Your task is to reproduce exactly the lines from the line with "Give me the" through the end of the records below.

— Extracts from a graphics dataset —
* Begin *
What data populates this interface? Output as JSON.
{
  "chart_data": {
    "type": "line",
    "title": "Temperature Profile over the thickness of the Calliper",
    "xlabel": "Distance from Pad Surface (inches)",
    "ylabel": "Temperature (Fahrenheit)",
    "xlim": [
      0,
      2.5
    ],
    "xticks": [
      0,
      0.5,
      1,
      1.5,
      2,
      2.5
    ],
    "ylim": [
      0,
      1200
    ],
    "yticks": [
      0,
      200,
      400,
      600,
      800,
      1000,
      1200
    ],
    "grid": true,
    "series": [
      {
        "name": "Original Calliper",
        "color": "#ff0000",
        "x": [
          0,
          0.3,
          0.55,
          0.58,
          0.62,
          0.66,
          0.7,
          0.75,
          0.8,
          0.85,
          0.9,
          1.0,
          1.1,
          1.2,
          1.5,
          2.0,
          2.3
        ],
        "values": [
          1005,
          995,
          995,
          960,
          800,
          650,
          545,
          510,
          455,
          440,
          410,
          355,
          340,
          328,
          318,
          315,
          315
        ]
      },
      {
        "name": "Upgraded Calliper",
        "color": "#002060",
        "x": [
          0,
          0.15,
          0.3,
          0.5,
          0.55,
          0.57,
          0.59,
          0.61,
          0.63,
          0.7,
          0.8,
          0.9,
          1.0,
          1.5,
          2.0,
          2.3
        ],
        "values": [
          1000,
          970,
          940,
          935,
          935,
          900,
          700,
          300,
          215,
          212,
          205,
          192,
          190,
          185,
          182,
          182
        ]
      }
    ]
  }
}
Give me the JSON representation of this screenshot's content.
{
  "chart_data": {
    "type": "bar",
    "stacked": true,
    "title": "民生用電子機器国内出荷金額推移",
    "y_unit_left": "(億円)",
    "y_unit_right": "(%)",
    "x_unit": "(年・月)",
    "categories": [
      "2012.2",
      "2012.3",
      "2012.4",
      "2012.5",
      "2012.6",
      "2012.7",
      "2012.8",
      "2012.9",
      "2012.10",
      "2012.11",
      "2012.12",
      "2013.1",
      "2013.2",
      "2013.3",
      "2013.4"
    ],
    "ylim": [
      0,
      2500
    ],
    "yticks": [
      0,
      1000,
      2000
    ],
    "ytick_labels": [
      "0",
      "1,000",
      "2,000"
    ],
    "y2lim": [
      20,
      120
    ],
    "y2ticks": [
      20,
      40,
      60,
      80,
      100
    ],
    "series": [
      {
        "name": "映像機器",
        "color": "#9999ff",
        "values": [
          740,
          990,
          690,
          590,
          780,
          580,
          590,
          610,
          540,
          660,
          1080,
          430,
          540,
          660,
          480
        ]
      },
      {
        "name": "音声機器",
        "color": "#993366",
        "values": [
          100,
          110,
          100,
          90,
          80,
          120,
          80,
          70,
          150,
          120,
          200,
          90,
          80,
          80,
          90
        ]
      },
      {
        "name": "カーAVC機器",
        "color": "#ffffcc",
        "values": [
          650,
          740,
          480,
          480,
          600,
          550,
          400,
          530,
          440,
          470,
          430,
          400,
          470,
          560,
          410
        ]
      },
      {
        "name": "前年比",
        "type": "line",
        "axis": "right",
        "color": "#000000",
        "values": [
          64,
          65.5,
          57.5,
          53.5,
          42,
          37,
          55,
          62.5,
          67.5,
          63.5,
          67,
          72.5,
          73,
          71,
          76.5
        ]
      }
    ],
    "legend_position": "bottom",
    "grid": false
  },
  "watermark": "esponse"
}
* End *
— Complete response —
Give me the JSON representation of this screenshot's content.
{
  "chart_data": {
    "type": "bar",
    "stacked": true,
    "title": "民生用電子機器国内出荷金額推移",
    "y_unit_left": "(億円)",
    "y_unit_right": "(%)",
    "x_unit": "(年・月)",
    "categories": [
      "2012.2",
      "2012.3",
      "2012.4",
      "2012.5",
      "2012.6",
      "2012.7",
      "2012.8",
      "2012.9",
      "2012.10",
      "2012.11",
      "2012.12",
      "2013.1",
      "2013.2",
      "2013.3",
      "2013.4"
    ],
    "ylim": [
      0,
      2500
    ],
    "yticks": [
      0,
      1000,
      2000
    ],
    "ytick_labels": [
      "0",
      "1,000",
      "2,000"
    ],
    "y2lim": [
      20,
      120
    ],
    "y2ticks": [
      20,
      40,
      60,
      80,
      100
    ],
    "series": [
      {
        "name": "映像機器",
        "color": "#9999ff",
        "values": [
          740,
          990,
          690,
          590,
          780,
          580,
          590,
          610,
          540,
          660,
          1080,
          430,
          540,
          660,
          480
        ]
      },
      {
        "name": "音声機器",
        "color": "#993366",
        "values": [
          100,
          110,
          100,
          90,
          80,
          120,
          80,
          70,
          150,
          120,
          200,
          90,
          80,
          80,
          90
        ]
      },
      {
        "name": "カーAVC機器",
        "color": "#ffffcc",
        "values": [
          650,
          740,
          480,
          480,
          600,
          550,
          400,
          530,
          440,
          470,
          430,
          400,
          470,
          560,
          410
        ]
      },
      {
        "name": "前年比",
        "type": "line",
        "axis": "right",
        "color": "#000000",
        "values": [
          64,
          65.5,
          57.5,
          53.5,
          42,
          37,
          55,
          62.5,
          67.5,
          63.5,
          67,
          72.5,
          73,
          71,
          76.5
        ]
      }
    ],
    "legend_position": "bottom",
    "grid": false
  },
  "watermark": "esponse"
}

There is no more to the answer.